# Entries supplied start
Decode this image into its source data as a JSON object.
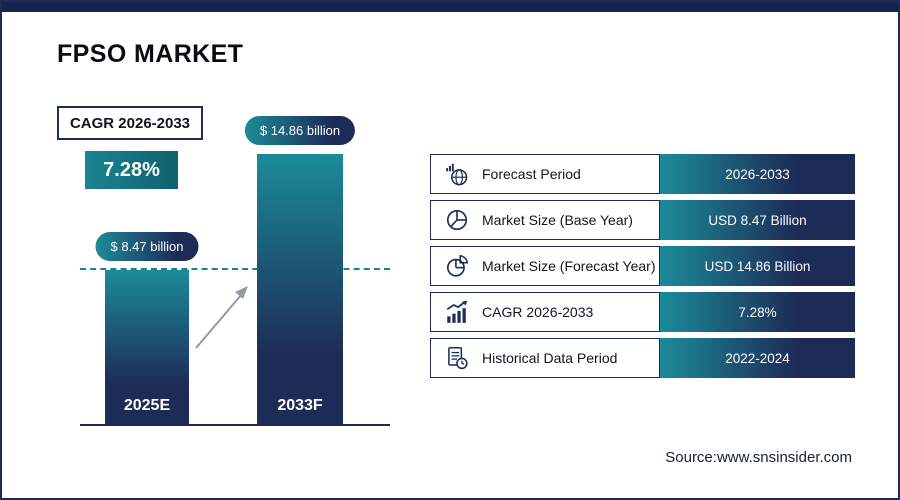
{
  "page": {
    "title": "FPSO MARKET",
    "source": "Source:www.snsinsider.com"
  },
  "cagr": {
    "label": "CAGR 2026-2033",
    "value": "7.28%"
  },
  "chart_data": {
    "type": "bar",
    "title": "FPSO MARKET",
    "categories": [
      "2025E",
      "2033F"
    ],
    "values": [
      8.47,
      14.86
    ],
    "value_labels": [
      "$ 8.47 billion",
      "$ 14.86 billion"
    ],
    "unit": "USD Billion",
    "ylim": [
      0,
      16
    ],
    "grid": false,
    "annotations": [
      "dashed reference line at 2025E bar top level",
      "gray growth arrow between bars"
    ],
    "bar_gradient": [
      "#1c8b99",
      "#1d2b57"
    ]
  },
  "table": {
    "rows": [
      {
        "icon": "globe-growth-icon",
        "label": "Forecast Period",
        "value": "2026-2033"
      },
      {
        "icon": "pie-chart-icon",
        "label": "Market Size (Base Year)",
        "value": "USD 8.47 Billion"
      },
      {
        "icon": "pie-chart-exploded-icon",
        "label": "Market Size (Forecast Year)",
        "value": "USD 14.86 Billion"
      },
      {
        "icon": "bar-growth-icon",
        "label": "CAGR 2026-2033",
        "value": "7.28%"
      },
      {
        "icon": "document-clock-icon",
        "label": "Historical Data Period",
        "value": "2022-2024"
      }
    ]
  },
  "colors": {
    "navy": "#1d2b57",
    "teal": "#1c8b99",
    "arrow_gray": "#8f9aa3"
  }
}
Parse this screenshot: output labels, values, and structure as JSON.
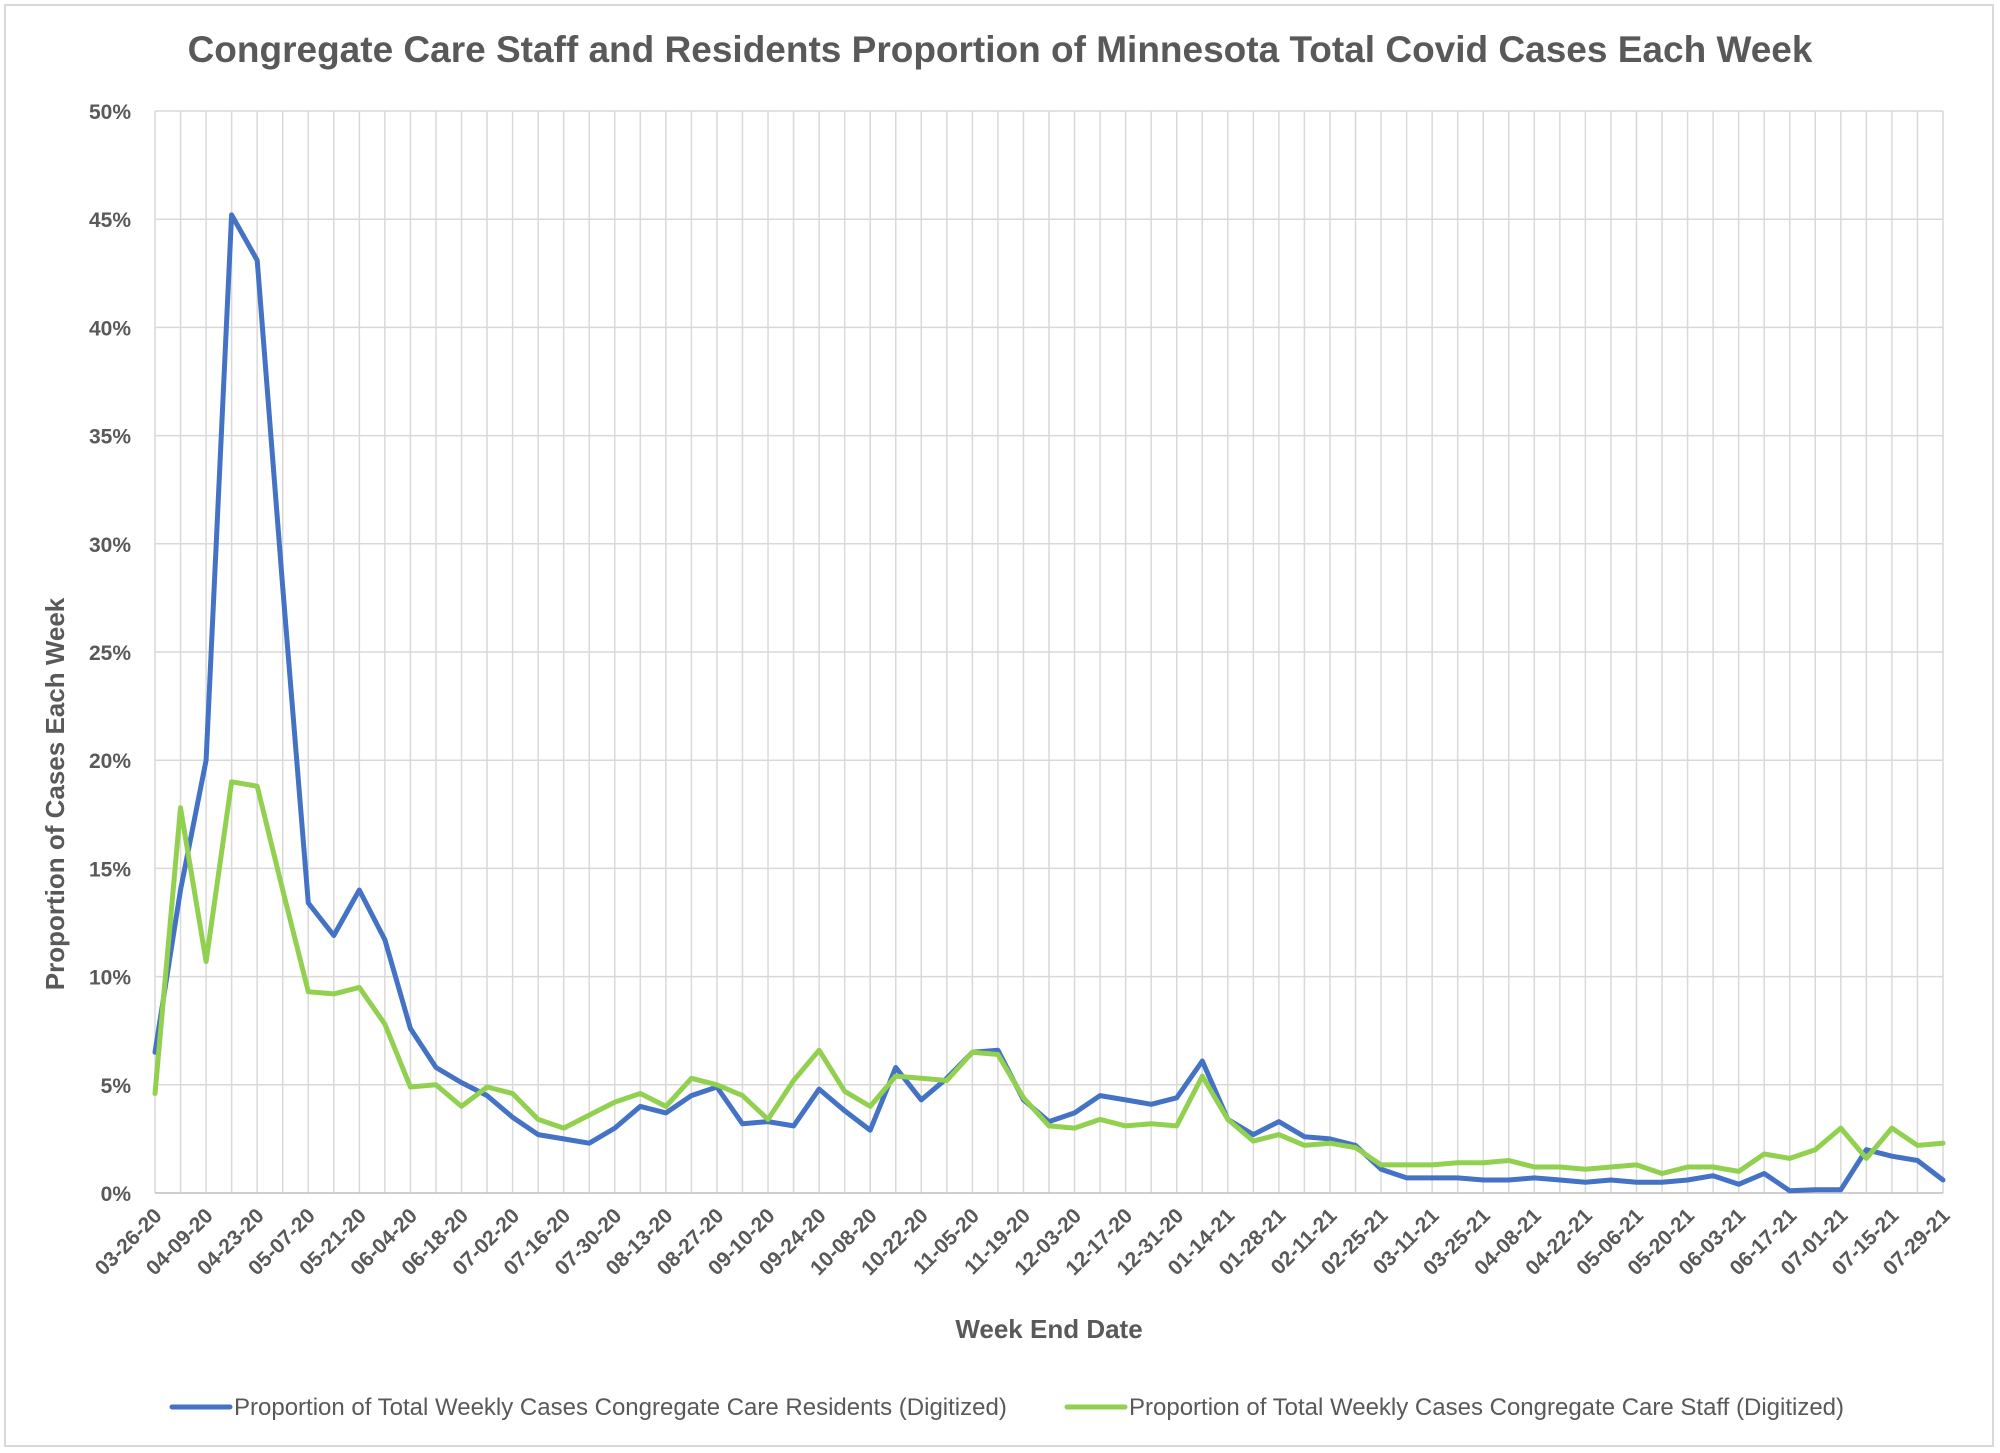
{
  "chart_data": {
    "type": "line",
    "title": "Congregate Care Staff and Residents Proportion of Minnesota Total Covid Cases Each Week",
    "xlabel": "Week End Date",
    "ylabel": "Proportion of Cases Each Week",
    "ylim": [
      0,
      50
    ],
    "y_ticks": [
      "0%",
      "5%",
      "10%",
      "15%",
      "20%",
      "25%",
      "30%",
      "35%",
      "40%",
      "45%",
      "50%"
    ],
    "grid": true,
    "legend_position": "bottom",
    "x_tick_labels": [
      "03-26-20",
      "04-09-20",
      "04-23-20",
      "05-07-20",
      "05-21-20",
      "06-04-20",
      "06-18-20",
      "07-02-20",
      "07-16-20",
      "07-30-20",
      "08-13-20",
      "08-27-20",
      "09-10-20",
      "09-24-20",
      "10-08-20",
      "10-22-20",
      "11-05-20",
      "11-19-20",
      "12-03-20",
      "12-17-20",
      "12-31-20",
      "01-14-21",
      "01-28-21",
      "02-11-21",
      "02-25-21",
      "03-11-21",
      "03-25-21",
      "04-08-21",
      "04-22-21",
      "05-06-21",
      "05-20-21",
      "06-03-21",
      "06-17-21",
      "07-01-21",
      "07-15-21",
      "07-29-21"
    ],
    "x": [
      "03-26-20",
      "04-02-20",
      "04-09-20",
      "04-16-20",
      "04-23-20",
      "04-30-20",
      "05-07-20",
      "05-14-20",
      "05-21-20",
      "05-28-20",
      "06-04-20",
      "06-11-20",
      "06-18-20",
      "06-25-20",
      "07-02-20",
      "07-09-20",
      "07-16-20",
      "07-23-20",
      "07-30-20",
      "08-06-20",
      "08-13-20",
      "08-20-20",
      "08-27-20",
      "09-03-20",
      "09-10-20",
      "09-17-20",
      "09-24-20",
      "10-01-20",
      "10-08-20",
      "10-15-20",
      "10-22-20",
      "10-29-20",
      "11-05-20",
      "11-12-20",
      "11-19-20",
      "11-26-20",
      "12-03-20",
      "12-10-20",
      "12-17-20",
      "12-24-20",
      "12-31-20",
      "01-07-21",
      "01-14-21",
      "01-21-21",
      "01-28-21",
      "02-04-21",
      "02-11-21",
      "02-18-21",
      "02-25-21",
      "03-04-21",
      "03-11-21",
      "03-18-21",
      "03-25-21",
      "04-01-21",
      "04-08-21",
      "04-15-21",
      "04-22-21",
      "04-29-21",
      "05-06-21",
      "05-13-21",
      "05-20-21",
      "05-27-21",
      "06-03-21",
      "06-10-21",
      "06-17-21",
      "06-24-21",
      "07-01-21",
      "07-08-21",
      "07-15-21",
      "07-22-21",
      "07-29-21"
    ],
    "series": [
      {
        "name": "Proportion of Total Weekly Cases Congregate Care Residents (Digitized)",
        "color": "#4472c4",
        "values": [
          6.5,
          14.0,
          20.0,
          45.2,
          43.1,
          28.0,
          13.4,
          11.9,
          14.0,
          11.7,
          7.6,
          5.8,
          5.1,
          4.5,
          3.5,
          2.7,
          2.5,
          2.3,
          3.0,
          4.0,
          3.7,
          4.5,
          4.9,
          3.2,
          3.3,
          3.1,
          4.8,
          3.8,
          2.9,
          5.8,
          4.3,
          5.3,
          6.5,
          6.6,
          4.3,
          3.3,
          3.7,
          4.5,
          4.3,
          4.1,
          4.4,
          6.1,
          3.4,
          2.7,
          3.3,
          2.6,
          2.5,
          2.2,
          1.1,
          0.7,
          0.7,
          0.7,
          0.6,
          0.6,
          0.7,
          0.6,
          0.5,
          0.6,
          0.5,
          0.5,
          0.6,
          0.8,
          0.4,
          0.9,
          0.1,
          0.15,
          0.15,
          2.0,
          1.7,
          1.5,
          0.6
        ]
      },
      {
        "name": "Proportion of Total Weekly Cases Congregate Care Staff (Digitized)",
        "color": "#92d050",
        "values": [
          4.6,
          17.8,
          10.7,
          19.0,
          18.8,
          14.0,
          9.3,
          9.2,
          9.5,
          7.8,
          4.9,
          5.0,
          4.0,
          4.9,
          4.6,
          3.4,
          3.0,
          3.6,
          4.2,
          4.6,
          4.0,
          5.3,
          5.0,
          4.5,
          3.4,
          5.2,
          6.6,
          4.7,
          4.0,
          5.4,
          5.3,
          5.2,
          6.5,
          6.4,
          4.4,
          3.1,
          3.0,
          3.4,
          3.1,
          3.2,
          3.1,
          5.4,
          3.4,
          2.4,
          2.7,
          2.2,
          2.3,
          2.1,
          1.3,
          1.3,
          1.3,
          1.4,
          1.4,
          1.5,
          1.2,
          1.2,
          1.1,
          1.2,
          1.3,
          0.9,
          1.2,
          1.2,
          1.0,
          1.8,
          1.6,
          2.0,
          3.0,
          1.6,
          3.0,
          2.2,
          2.3
        ]
      }
    ]
  }
}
# Entries supplied end
*Objective:*
Write out each entry exactly as given, but skip the pictures.

*Result for this exercise:*
Decode this image into its source data as a JSON object.
{
  "page": {
    "title": "FPSO MARKET",
    "source": "Source:www.snsinsider.com"
  },
  "cagr": {
    "label": "CAGR 2026-2033",
    "value": "7.28%"
  },
  "chart_data": {
    "type": "bar",
    "title": "FPSO MARKET",
    "categories": [
      "2025E",
      "2033F"
    ],
    "values": [
      8.47,
      14.86
    ],
    "value_labels": [
      "$ 8.47 billion",
      "$ 14.86 billion"
    ],
    "unit": "USD Billion",
    "ylim": [
      0,
      16
    ],
    "grid": false,
    "annotations": [
      "dashed reference line at 2025E bar top level",
      "gray growth arrow between bars"
    ],
    "bar_gradient": [
      "#1c8b99",
      "#1d2b57"
    ]
  },
  "table": {
    "rows": [
      {
        "icon": "globe-growth-icon",
        "label": "Forecast Period",
        "value": "2026-2033"
      },
      {
        "icon": "pie-chart-icon",
        "label": "Market Size (Base Year)",
        "value": "USD 8.47 Billion"
      },
      {
        "icon": "pie-chart-exploded-icon",
        "label": "Market Size (Forecast Year)",
        "value": "USD 14.86 Billion"
      },
      {
        "icon": "bar-growth-icon",
        "label": "CAGR 2026-2033",
        "value": "7.28%"
      },
      {
        "icon": "document-clock-icon",
        "label": "Historical Data Period",
        "value": "2022-2024"
      }
    ]
  },
  "colors": {
    "navy": "#1d2b57",
    "teal": "#1c8b99",
    "arrow_gray": "#8f9aa3"
  }
}
Parse this screenshot: output labels, values, and structure as JSON.
{
  "chart_data": {
    "type": "line",
    "title": "Congregate Care Staff and Residents Proportion of Minnesota Total Covid Cases Each Week",
    "xlabel": "Week End Date",
    "ylabel": "Proportion of Cases Each Week",
    "ylim": [
      0,
      50
    ],
    "y_ticks": [
      "0%",
      "5%",
      "10%",
      "15%",
      "20%",
      "25%",
      "30%",
      "35%",
      "40%",
      "45%",
      "50%"
    ],
    "grid": true,
    "legend_position": "bottom",
    "x_tick_labels": [
      "03-26-20",
      "04-09-20",
      "04-23-20",
      "05-07-20",
      "05-21-20",
      "06-04-20",
      "06-18-20",
      "07-02-20",
      "07-16-20",
      "07-30-20",
      "08-13-20",
      "08-27-20",
      "09-10-20",
      "09-24-20",
      "10-08-20",
      "10-22-20",
      "11-05-20",
      "11-19-20",
      "12-03-20",
      "12-17-20",
      "12-31-20",
      "01-14-21",
      "01-28-21",
      "02-11-21",
      "02-25-21",
      "03-11-21",
      "03-25-21",
      "04-08-21",
      "04-22-21",
      "05-06-21",
      "05-20-21",
      "06-03-21",
      "06-17-21",
      "07-01-21",
      "07-15-21",
      "07-29-21"
    ],
    "x": [
      "03-26-20",
      "04-02-20",
      "04-09-20",
      "04-16-20",
      "04-23-20",
      "04-30-20",
      "05-07-20",
      "05-14-20",
      "05-21-20",
      "05-28-20",
      "06-04-20",
      "06-11-20",
      "06-18-20",
      "06-25-20",
      "07-02-20",
      "07-09-20",
      "07-16-20",
      "07-23-20",
      "07-30-20",
      "08-06-20",
      "08-13-20",
      "08-20-20",
      "08-27-20",
      "09-03-20",
      "09-10-20",
      "09-17-20",
      "09-24-20",
      "10-01-20",
      "10-08-20",
      "10-15-20",
      "10-22-20",
      "10-29-20",
      "11-05-20",
      "11-12-20",
      "11-19-20",
      "11-26-20",
      "12-03-20",
      "12-10-20",
      "12-17-20",
      "12-24-20",
      "12-31-20",
      "01-07-21",
      "01-14-21",
      "01-21-21",
      "01-28-21",
      "02-04-21",
      "02-11-21",
      "02-18-21",
      "02-25-21",
      "03-04-21",
      "03-11-21",
      "03-18-21",
      "03-25-21",
      "04-01-21",
      "04-08-21",
      "04-15-21",
      "04-22-21",
      "04-29-21",
      "05-06-21",
      "05-13-21",
      "05-20-21",
      "05-27-21",
      "06-03-21",
      "06-10-21",
      "06-17-21",
      "06-24-21",
      "07-01-21",
      "07-08-21",
      "07-15-21",
      "07-22-21",
      "07-29-21"
    ],
    "series": [
      {
        "name": "Proportion of Total Weekly Cases Congregate Care Residents (Digitized)",
        "color": "#4472c4",
        "values": [
          6.5,
          14.0,
          20.0,
          45.2,
          43.1,
          28.0,
          13.4,
          11.9,
          14.0,
          11.7,
          7.6,
          5.8,
          5.1,
          4.5,
          3.5,
          2.7,
          2.5,
          2.3,
          3.0,
          4.0,
          3.7,
          4.5,
          4.9,
          3.2,
          3.3,
          3.1,
          4.8,
          3.8,
          2.9,
          5.8,
          4.3,
          5.3,
          6.5,
          6.6,
          4.3,
          3.3,
          3.7,
          4.5,
          4.3,
          4.1,
          4.4,
          6.1,
          3.4,
          2.7,
          3.3,
          2.6,
          2.5,
          2.2,
          1.1,
          0.7,
          0.7,
          0.7,
          0.6,
          0.6,
          0.7,
          0.6,
          0.5,
          0.6,
          0.5,
          0.5,
          0.6,
          0.8,
          0.4,
          0.9,
          0.1,
          0.15,
          0.15,
          2.0,
          1.7,
          1.5,
          0.6
        ]
      },
      {
        "name": "Proportion of Total Weekly Cases Congregate Care Staff (Digitized)",
        "color": "#92d050",
        "values": [
          4.6,
          17.8,
          10.7,
          19.0,
          18.8,
          14.0,
          9.3,
          9.2,
          9.5,
          7.8,
          4.9,
          5.0,
          4.0,
          4.9,
          4.6,
          3.4,
          3.0,
          3.6,
          4.2,
          4.6,
          4.0,
          5.3,
          5.0,
          4.5,
          3.4,
          5.2,
          6.6,
          4.7,
          4.0,
          5.4,
          5.3,
          5.2,
          6.5,
          6.4,
          4.4,
          3.1,
          3.0,
          3.4,
          3.1,
          3.2,
          3.1,
          5.4,
          3.4,
          2.4,
          2.7,
          2.2,
          2.3,
          2.1,
          1.3,
          1.3,
          1.3,
          1.4,
          1.4,
          1.5,
          1.2,
          1.2,
          1.1,
          1.2,
          1.3,
          0.9,
          1.2,
          1.2,
          1.0,
          1.8,
          1.6,
          2.0,
          3.0,
          1.6,
          3.0,
          2.2,
          2.3
        ]
      }
    ]
  }
}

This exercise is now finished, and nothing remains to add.